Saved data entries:

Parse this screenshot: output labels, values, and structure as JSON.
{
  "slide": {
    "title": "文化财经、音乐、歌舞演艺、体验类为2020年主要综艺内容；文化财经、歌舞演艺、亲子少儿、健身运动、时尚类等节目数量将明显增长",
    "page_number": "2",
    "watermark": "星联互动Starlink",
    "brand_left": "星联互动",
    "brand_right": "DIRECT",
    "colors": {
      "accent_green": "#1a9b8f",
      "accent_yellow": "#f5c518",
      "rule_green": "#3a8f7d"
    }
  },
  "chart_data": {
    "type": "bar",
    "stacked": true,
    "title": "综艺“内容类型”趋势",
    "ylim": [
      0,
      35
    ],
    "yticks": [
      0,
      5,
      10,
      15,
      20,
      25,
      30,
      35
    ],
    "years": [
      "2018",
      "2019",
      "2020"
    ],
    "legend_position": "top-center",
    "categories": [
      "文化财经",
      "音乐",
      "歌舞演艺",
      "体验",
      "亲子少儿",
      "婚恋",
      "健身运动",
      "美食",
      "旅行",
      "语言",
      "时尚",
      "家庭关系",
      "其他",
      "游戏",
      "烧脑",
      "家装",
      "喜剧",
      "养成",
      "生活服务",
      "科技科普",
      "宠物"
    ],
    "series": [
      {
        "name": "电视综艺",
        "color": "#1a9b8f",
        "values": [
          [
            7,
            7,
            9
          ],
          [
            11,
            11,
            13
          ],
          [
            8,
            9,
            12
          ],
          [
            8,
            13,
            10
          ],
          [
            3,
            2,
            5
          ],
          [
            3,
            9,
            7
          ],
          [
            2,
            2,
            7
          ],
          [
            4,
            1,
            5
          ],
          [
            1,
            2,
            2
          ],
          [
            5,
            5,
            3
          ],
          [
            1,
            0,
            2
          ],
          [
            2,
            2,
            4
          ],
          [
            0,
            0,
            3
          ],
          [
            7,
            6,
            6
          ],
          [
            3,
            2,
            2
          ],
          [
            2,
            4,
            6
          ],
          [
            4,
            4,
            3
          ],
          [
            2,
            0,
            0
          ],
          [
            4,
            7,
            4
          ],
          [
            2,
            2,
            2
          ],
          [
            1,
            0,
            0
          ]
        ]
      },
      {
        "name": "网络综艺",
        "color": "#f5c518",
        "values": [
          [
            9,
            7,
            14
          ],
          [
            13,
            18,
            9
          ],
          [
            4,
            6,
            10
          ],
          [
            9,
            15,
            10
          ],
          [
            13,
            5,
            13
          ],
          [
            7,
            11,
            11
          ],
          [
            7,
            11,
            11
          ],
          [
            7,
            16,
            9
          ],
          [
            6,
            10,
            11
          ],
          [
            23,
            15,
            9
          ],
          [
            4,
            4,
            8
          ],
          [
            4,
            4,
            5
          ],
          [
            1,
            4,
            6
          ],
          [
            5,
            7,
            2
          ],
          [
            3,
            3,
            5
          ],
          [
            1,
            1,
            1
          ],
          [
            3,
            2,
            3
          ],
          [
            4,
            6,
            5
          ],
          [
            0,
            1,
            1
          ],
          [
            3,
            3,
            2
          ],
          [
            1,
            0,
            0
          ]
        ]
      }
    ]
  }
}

Work to complete. Transcribe the records above exactly as they appear.

Exercise output.
Parse this screenshot: output labels, values, and structure as JSON.
{
  "slide": {
    "title": "文化财经、音乐、歌舞演艺、体验类为2020年主要综艺内容；文化财经、歌舞演艺、亲子少儿、健身运动、时尚类等节目数量将明显增长",
    "page_number": "2",
    "watermark": "星联互动Starlink",
    "brand_left": "星联互动",
    "brand_right": "DIRECT",
    "colors": {
      "accent_green": "#1a9b8f",
      "accent_yellow": "#f5c518",
      "rule_green": "#3a8f7d"
    }
  },
  "chart_data": {
    "type": "bar",
    "stacked": true,
    "title": "综艺“内容类型”趋势",
    "ylim": [
      0,
      35
    ],
    "yticks": [
      0,
      5,
      10,
      15,
      20,
      25,
      30,
      35
    ],
    "years": [
      "2018",
      "2019",
      "2020"
    ],
    "legend_position": "top-center",
    "categories": [
      "文化财经",
      "音乐",
      "歌舞演艺",
      "体验",
      "亲子少儿",
      "婚恋",
      "健身运动",
      "美食",
      "旅行",
      "语言",
      "时尚",
      "家庭关系",
      "其他",
      "游戏",
      "烧脑",
      "家装",
      "喜剧",
      "养成",
      "生活服务",
      "科技科普",
      "宠物"
    ],
    "series": [
      {
        "name": "电视综艺",
        "color": "#1a9b8f",
        "values": [
          [
            7,
            7,
            9
          ],
          [
            11,
            11,
            13
          ],
          [
            8,
            9,
            12
          ],
          [
            8,
            13,
            10
          ],
          [
            3,
            2,
            5
          ],
          [
            3,
            9,
            7
          ],
          [
            2,
            2,
            7
          ],
          [
            4,
            1,
            5
          ],
          [
            1,
            2,
            2
          ],
          [
            5,
            5,
            3
          ],
          [
            1,
            0,
            2
          ],
          [
            2,
            2,
            4
          ],
          [
            0,
            0,
            3
          ],
          [
            7,
            6,
            6
          ],
          [
            3,
            2,
            2
          ],
          [
            2,
            4,
            6
          ],
          [
            4,
            4,
            3
          ],
          [
            2,
            0,
            0
          ],
          [
            4,
            7,
            4
          ],
          [
            2,
            2,
            2
          ],
          [
            1,
            0,
            0
          ]
        ]
      },
      {
        "name": "网络综艺",
        "color": "#f5c518",
        "values": [
          [
            9,
            7,
            14
          ],
          [
            13,
            18,
            9
          ],
          [
            4,
            6,
            10
          ],
          [
            9,
            15,
            10
          ],
          [
            13,
            5,
            13
          ],
          [
            7,
            11,
            11
          ],
          [
            7,
            11,
            11
          ],
          [
            7,
            16,
            9
          ],
          [
            6,
            10,
            11
          ],
          [
            23,
            15,
            9
          ],
          [
            4,
            4,
            8
          ],
          [
            4,
            4,
            5
          ],
          [
            1,
            4,
            6
          ],
          [
            5,
            7,
            2
          ],
          [
            3,
            3,
            5
          ],
          [
            1,
            1,
            1
          ],
          [
            3,
            2,
            3
          ],
          [
            4,
            6,
            5
          ],
          [
            0,
            1,
            1
          ],
          [
            3,
            3,
            2
          ],
          [
            1,
            0,
            0
          ]
        ]
      }
    ]
  }
}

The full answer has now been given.